Exercise aim: Repeat every line below exactly, word for word.
--- Start of Data supplied ---
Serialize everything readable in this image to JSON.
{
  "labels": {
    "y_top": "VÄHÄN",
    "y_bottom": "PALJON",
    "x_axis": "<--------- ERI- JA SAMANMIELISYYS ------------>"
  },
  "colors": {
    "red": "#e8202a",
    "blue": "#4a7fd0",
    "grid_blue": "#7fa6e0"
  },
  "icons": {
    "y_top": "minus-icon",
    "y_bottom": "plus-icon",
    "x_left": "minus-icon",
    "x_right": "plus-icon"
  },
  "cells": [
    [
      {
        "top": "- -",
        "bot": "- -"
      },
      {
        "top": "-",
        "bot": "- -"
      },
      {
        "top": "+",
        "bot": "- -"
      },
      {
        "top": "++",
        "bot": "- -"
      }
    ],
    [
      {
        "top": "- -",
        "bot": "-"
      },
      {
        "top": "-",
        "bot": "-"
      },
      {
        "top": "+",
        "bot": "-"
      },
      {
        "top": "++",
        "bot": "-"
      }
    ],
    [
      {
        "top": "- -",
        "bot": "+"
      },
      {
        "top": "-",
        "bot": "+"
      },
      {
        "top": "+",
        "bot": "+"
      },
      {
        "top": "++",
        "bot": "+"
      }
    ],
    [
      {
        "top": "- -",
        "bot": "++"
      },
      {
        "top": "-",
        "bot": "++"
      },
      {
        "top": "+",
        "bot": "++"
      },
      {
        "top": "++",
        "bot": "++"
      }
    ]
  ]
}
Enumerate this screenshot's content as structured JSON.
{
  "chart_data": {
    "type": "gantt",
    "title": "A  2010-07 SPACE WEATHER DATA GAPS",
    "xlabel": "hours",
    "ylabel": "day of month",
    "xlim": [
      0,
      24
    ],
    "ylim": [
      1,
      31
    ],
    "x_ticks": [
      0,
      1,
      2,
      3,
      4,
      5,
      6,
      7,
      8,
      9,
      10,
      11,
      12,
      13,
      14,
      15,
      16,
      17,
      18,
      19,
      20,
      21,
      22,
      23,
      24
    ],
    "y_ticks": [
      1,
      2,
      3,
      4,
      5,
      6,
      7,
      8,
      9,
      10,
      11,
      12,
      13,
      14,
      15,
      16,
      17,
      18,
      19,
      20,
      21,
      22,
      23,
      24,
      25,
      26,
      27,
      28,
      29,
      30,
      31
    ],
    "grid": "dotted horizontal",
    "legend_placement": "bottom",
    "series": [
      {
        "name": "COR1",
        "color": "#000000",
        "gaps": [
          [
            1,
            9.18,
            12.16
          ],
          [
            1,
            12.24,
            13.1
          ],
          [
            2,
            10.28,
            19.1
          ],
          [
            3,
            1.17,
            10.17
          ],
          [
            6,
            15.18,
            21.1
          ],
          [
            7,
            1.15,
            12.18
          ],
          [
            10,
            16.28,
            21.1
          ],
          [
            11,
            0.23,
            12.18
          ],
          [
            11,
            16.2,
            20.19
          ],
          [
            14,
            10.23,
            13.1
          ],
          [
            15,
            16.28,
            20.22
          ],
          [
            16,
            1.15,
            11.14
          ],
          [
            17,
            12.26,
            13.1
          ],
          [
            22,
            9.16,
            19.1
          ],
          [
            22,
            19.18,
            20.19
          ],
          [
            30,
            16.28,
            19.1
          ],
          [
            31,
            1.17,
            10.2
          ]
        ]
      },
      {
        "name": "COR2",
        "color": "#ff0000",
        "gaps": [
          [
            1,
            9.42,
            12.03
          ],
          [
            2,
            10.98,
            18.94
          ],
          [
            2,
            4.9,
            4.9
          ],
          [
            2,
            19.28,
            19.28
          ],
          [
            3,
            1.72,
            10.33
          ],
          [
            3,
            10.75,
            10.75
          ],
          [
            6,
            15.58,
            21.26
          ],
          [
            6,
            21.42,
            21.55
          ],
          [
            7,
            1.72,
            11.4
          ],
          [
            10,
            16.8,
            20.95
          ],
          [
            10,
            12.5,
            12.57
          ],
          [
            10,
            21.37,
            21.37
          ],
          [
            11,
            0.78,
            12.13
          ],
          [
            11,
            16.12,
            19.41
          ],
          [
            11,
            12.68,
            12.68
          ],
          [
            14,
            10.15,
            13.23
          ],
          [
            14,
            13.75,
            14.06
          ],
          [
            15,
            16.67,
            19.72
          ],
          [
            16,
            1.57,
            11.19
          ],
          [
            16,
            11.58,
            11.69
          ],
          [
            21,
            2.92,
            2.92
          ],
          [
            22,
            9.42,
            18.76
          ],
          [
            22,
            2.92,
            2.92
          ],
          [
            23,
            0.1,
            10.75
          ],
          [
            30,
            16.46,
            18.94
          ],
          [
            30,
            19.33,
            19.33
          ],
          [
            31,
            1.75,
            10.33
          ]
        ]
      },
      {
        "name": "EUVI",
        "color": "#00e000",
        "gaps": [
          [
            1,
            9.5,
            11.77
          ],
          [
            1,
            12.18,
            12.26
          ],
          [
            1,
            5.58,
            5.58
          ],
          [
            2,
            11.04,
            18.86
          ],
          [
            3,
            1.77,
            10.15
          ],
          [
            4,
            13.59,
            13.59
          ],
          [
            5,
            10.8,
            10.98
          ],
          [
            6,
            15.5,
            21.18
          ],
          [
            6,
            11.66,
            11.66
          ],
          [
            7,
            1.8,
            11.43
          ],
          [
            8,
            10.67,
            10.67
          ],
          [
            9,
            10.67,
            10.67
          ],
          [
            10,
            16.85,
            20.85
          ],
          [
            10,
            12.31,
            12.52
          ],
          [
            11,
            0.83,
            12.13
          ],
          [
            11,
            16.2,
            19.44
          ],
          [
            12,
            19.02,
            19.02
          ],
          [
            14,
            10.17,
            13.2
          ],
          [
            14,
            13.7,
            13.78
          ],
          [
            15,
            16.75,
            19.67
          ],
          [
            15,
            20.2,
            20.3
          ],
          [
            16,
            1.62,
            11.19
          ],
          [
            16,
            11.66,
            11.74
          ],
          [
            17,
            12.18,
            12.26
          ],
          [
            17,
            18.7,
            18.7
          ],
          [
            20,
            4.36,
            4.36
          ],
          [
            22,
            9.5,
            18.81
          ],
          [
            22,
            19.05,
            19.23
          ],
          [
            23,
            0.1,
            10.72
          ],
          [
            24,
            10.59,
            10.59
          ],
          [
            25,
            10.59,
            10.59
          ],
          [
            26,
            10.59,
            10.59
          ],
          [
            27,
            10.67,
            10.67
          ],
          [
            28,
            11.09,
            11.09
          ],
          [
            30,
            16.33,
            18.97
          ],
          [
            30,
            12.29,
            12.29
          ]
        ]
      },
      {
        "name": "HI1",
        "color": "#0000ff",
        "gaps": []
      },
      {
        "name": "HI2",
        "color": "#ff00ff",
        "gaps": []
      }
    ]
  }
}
--- End of Data supplied ---
Exercise solution:
Serialize everything readable in this image to JSON.
{
  "labels": {
    "y_top": "VÄHÄN",
    "y_bottom": "PALJON",
    "x_axis": "<--------- ERI- JA SAMANMIELISYYS ------------>"
  },
  "colors": {
    "red": "#e8202a",
    "blue": "#4a7fd0",
    "grid_blue": "#7fa6e0"
  },
  "icons": {
    "y_top": "minus-icon",
    "y_bottom": "plus-icon",
    "x_left": "minus-icon",
    "x_right": "plus-icon"
  },
  "cells": [
    [
      {
        "top": "- -",
        "bot": "- -"
      },
      {
        "top": "-",
        "bot": "- -"
      },
      {
        "top": "+",
        "bot": "- -"
      },
      {
        "top": "++",
        "bot": "- -"
      }
    ],
    [
      {
        "top": "- -",
        "bot": "-"
      },
      {
        "top": "-",
        "bot": "-"
      },
      {
        "top": "+",
        "bot": "-"
      },
      {
        "top": "++",
        "bot": "-"
      }
    ],
    [
      {
        "top": "- -",
        "bot": "+"
      },
      {
        "top": "-",
        "bot": "+"
      },
      {
        "top": "+",
        "bot": "+"
      },
      {
        "top": "++",
        "bot": "+"
      }
    ],
    [
      {
        "top": "- -",
        "bot": "++"
      },
      {
        "top": "-",
        "bot": "++"
      },
      {
        "top": "+",
        "bot": "++"
      },
      {
        "top": "++",
        "bot": "++"
      }
    ]
  ]
}
Enumerate this screenshot's content as structured JSON.
{
  "chart_data": {
    "type": "gantt",
    "title": "A  2010-07 SPACE WEATHER DATA GAPS",
    "xlabel": "hours",
    "ylabel": "day of month",
    "xlim": [
      0,
      24
    ],
    "ylim": [
      1,
      31
    ],
    "x_ticks": [
      0,
      1,
      2,
      3,
      4,
      5,
      6,
      7,
      8,
      9,
      10,
      11,
      12,
      13,
      14,
      15,
      16,
      17,
      18,
      19,
      20,
      21,
      22,
      23,
      24
    ],
    "y_ticks": [
      1,
      2,
      3,
      4,
      5,
      6,
      7,
      8,
      9,
      10,
      11,
      12,
      13,
      14,
      15,
      16,
      17,
      18,
      19,
      20,
      21,
      22,
      23,
      24,
      25,
      26,
      27,
      28,
      29,
      30,
      31
    ],
    "grid": "dotted horizontal",
    "legend_placement": "bottom",
    "series": [
      {
        "name": "COR1",
        "color": "#000000",
        "gaps": [
          [
            1,
            9.18,
            12.16
          ],
          [
            1,
            12.24,
            13.1
          ],
          [
            2,
            10.28,
            19.1
          ],
          [
            3,
            1.17,
            10.17
          ],
          [
            6,
            15.18,
            21.1
          ],
          [
            7,
            1.15,
            12.18
          ],
          [
            10,
            16.28,
            21.1
          ],
          [
            11,
            0.23,
            12.18
          ],
          [
            11,
            16.2,
            20.19
          ],
          [
            14,
            10.23,
            13.1
          ],
          [
            15,
            16.28,
            20.22
          ],
          [
            16,
            1.15,
            11.14
          ],
          [
            17,
            12.26,
            13.1
          ],
          [
            22,
            9.16,
            19.1
          ],
          [
            22,
            19.18,
            20.19
          ],
          [
            30,
            16.28,
            19.1
          ],
          [
            31,
            1.17,
            10.2
          ]
        ]
      },
      {
        "name": "COR2",
        "color": "#ff0000",
        "gaps": [
          [
            1,
            9.42,
            12.03
          ],
          [
            2,
            10.98,
            18.94
          ],
          [
            2,
            4.9,
            4.9
          ],
          [
            2,
            19.28,
            19.28
          ],
          [
            3,
            1.72,
            10.33
          ],
          [
            3,
            10.75,
            10.75
          ],
          [
            6,
            15.58,
            21.26
          ],
          [
            6,
            21.42,
            21.55
          ],
          [
            7,
            1.72,
            11.4
          ],
          [
            10,
            16.8,
            20.95
          ],
          [
            10,
            12.5,
            12.57
          ],
          [
            10,
            21.37,
            21.37
          ],
          [
            11,
            0.78,
            12.13
          ],
          [
            11,
            16.12,
            19.41
          ],
          [
            11,
            12.68,
            12.68
          ],
          [
            14,
            10.15,
            13.23
          ],
          [
            14,
            13.75,
            14.06
          ],
          [
            15,
            16.67,
            19.72
          ],
          [
            16,
            1.57,
            11.19
          ],
          [
            16,
            11.58,
            11.69
          ],
          [
            21,
            2.92,
            2.92
          ],
          [
            22,
            9.42,
            18.76
          ],
          [
            22,
            2.92,
            2.92
          ],
          [
            23,
            0.1,
            10.75
          ],
          [
            30,
            16.46,
            18.94
          ],
          [
            30,
            19.33,
            19.33
          ],
          [
            31,
            1.75,
            10.33
          ]
        ]
      },
      {
        "name": "EUVI",
        "color": "#00e000",
        "gaps": [
          [
            1,
            9.5,
            11.77
          ],
          [
            1,
            12.18,
            12.26
          ],
          [
            1,
            5.58,
            5.58
          ],
          [
            2,
            11.04,
            18.86
          ],
          [
            3,
            1.77,
            10.15
          ],
          [
            4,
            13.59,
            13.59
          ],
          [
            5,
            10.8,
            10.98
          ],
          [
            6,
            15.5,
            21.18
          ],
          [
            6,
            11.66,
            11.66
          ],
          [
            7,
            1.8,
            11.43
          ],
          [
            8,
            10.67,
            10.67
          ],
          [
            9,
            10.67,
            10.67
          ],
          [
            10,
            16.85,
            20.85
          ],
          [
            10,
            12.31,
            12.52
          ],
          [
            11,
            0.83,
            12.13
          ],
          [
            11,
            16.2,
            19.44
          ],
          [
            12,
            19.02,
            19.02
          ],
          [
            14,
            10.17,
            13.2
          ],
          [
            14,
            13.7,
            13.78
          ],
          [
            15,
            16.75,
            19.67
          ],
          [
            15,
            20.2,
            20.3
          ],
          [
            16,
            1.62,
            11.19
          ],
          [
            16,
            11.66,
            11.74
          ],
          [
            17,
            12.18,
            12.26
          ],
          [
            17,
            18.7,
            18.7
          ],
          [
            20,
            4.36,
            4.36
          ],
          [
            22,
            9.5,
            18.81
          ],
          [
            22,
            19.05,
            19.23
          ],
          [
            23,
            0.1,
            10.72
          ],
          [
            24,
            10.59,
            10.59
          ],
          [
            25,
            10.59,
            10.59
          ],
          [
            26,
            10.59,
            10.59
          ],
          [
            27,
            10.67,
            10.67
          ],
          [
            28,
            11.09,
            11.09
          ],
          [
            30,
            16.33,
            18.97
          ],
          [
            30,
            12.29,
            12.29
          ]
        ]
      },
      {
        "name": "HI1",
        "color": "#0000ff",
        "gaps": []
      },
      {
        "name": "HI2",
        "color": "#ff00ff",
        "gaps": []
      }
    ]
  }
}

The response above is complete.